- **WHAT IS ASKED**: Search the records that follow and extract every line containing the string "REKLAMA".

■ ■ ■ ■ ■ ■ ■

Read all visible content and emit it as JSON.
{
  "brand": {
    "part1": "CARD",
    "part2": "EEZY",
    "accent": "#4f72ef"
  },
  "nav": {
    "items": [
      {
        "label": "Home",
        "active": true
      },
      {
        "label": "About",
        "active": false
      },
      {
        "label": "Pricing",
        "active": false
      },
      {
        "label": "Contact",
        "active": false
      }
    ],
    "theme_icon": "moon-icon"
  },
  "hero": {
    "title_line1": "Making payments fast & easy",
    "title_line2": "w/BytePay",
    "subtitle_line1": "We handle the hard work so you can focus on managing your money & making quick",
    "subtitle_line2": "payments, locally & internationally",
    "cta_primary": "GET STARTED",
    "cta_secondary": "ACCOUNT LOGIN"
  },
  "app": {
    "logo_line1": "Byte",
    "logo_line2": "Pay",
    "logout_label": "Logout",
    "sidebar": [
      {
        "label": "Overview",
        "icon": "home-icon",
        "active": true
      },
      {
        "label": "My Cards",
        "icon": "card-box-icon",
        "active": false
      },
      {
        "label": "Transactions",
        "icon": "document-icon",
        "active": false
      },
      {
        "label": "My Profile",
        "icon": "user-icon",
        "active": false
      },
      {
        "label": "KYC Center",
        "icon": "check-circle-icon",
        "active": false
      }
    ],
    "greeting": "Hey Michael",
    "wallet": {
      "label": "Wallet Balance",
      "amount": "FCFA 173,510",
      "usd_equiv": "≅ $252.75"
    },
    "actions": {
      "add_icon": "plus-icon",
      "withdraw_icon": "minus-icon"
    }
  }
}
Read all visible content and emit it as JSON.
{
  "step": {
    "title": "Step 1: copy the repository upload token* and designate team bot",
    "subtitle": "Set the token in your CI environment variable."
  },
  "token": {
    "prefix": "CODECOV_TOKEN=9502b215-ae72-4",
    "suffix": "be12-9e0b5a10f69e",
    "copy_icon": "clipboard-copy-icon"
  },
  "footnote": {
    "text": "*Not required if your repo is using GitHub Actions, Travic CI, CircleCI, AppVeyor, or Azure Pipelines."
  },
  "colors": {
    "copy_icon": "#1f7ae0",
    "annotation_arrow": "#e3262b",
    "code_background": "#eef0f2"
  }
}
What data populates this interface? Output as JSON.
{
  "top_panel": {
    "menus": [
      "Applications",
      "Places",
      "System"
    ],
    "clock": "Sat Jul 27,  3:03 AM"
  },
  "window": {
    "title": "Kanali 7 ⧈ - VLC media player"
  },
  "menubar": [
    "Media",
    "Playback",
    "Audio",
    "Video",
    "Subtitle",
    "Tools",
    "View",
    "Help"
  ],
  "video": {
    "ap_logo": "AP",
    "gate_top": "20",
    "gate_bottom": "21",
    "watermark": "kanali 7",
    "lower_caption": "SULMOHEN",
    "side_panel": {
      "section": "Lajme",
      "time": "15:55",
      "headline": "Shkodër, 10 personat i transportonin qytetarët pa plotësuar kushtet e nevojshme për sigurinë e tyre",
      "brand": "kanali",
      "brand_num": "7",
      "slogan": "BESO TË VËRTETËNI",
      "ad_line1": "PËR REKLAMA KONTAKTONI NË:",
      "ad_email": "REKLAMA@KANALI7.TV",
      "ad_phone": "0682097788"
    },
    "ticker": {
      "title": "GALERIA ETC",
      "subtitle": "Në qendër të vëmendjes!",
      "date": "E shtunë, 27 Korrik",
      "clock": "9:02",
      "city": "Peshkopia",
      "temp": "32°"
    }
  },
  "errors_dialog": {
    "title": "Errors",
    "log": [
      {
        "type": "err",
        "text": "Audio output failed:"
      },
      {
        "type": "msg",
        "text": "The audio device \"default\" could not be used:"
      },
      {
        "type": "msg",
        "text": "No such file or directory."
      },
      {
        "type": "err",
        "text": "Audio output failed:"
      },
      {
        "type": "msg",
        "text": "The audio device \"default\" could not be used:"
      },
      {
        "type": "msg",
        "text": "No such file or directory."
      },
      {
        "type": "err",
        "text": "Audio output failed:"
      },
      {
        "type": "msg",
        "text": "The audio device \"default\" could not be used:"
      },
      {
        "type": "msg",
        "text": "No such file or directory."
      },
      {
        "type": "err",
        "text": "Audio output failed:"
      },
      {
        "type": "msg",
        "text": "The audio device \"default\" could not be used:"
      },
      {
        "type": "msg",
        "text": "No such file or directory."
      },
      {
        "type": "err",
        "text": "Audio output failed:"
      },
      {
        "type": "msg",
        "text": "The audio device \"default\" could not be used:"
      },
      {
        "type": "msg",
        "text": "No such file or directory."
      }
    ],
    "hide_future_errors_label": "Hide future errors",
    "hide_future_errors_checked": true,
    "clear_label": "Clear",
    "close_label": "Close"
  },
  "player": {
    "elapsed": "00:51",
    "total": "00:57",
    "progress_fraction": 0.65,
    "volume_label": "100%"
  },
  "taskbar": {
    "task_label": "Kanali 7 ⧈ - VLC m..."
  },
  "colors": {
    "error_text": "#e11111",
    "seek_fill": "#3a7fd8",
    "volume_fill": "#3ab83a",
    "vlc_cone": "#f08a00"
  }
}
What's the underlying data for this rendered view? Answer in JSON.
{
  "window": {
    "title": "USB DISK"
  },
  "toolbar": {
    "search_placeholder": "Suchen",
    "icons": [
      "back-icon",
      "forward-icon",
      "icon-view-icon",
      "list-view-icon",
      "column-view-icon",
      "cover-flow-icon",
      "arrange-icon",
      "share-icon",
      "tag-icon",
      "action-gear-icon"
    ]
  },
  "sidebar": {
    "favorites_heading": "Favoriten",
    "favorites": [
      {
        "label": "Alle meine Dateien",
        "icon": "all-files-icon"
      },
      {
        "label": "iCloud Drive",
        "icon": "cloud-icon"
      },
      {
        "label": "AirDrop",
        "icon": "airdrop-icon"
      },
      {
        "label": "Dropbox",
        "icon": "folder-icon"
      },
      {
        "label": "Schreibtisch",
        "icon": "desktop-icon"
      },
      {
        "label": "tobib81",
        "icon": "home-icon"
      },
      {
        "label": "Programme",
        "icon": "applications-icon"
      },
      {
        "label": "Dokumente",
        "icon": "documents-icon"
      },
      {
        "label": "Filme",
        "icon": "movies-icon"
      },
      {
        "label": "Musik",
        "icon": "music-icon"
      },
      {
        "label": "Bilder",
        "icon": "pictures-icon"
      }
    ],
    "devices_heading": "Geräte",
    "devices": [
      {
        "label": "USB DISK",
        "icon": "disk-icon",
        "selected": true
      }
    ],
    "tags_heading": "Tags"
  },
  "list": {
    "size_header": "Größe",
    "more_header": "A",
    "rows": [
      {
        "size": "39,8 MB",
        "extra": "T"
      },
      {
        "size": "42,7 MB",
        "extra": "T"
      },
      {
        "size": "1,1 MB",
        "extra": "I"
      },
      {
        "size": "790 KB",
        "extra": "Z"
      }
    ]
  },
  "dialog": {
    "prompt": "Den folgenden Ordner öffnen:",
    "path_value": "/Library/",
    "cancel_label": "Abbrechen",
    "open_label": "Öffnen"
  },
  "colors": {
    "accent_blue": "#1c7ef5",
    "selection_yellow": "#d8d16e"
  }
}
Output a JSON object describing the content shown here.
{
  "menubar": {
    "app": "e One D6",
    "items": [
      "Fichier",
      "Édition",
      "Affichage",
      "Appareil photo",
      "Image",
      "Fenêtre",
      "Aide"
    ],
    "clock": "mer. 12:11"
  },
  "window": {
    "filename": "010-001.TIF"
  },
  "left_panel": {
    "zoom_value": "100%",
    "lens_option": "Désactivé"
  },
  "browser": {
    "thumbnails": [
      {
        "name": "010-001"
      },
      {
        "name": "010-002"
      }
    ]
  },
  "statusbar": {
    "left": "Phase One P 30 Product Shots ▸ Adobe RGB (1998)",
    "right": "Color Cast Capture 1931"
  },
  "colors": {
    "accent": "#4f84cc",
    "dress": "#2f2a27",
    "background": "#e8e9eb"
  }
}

■ ■ ■ ■ ■ ■ ■

- **COMPLETE OUTPUT**:
      "ad_line1": "PËR REKLAMA KONTAKTONI NË:",
      "ad_email": "REKLAMA@KANALI7.TV",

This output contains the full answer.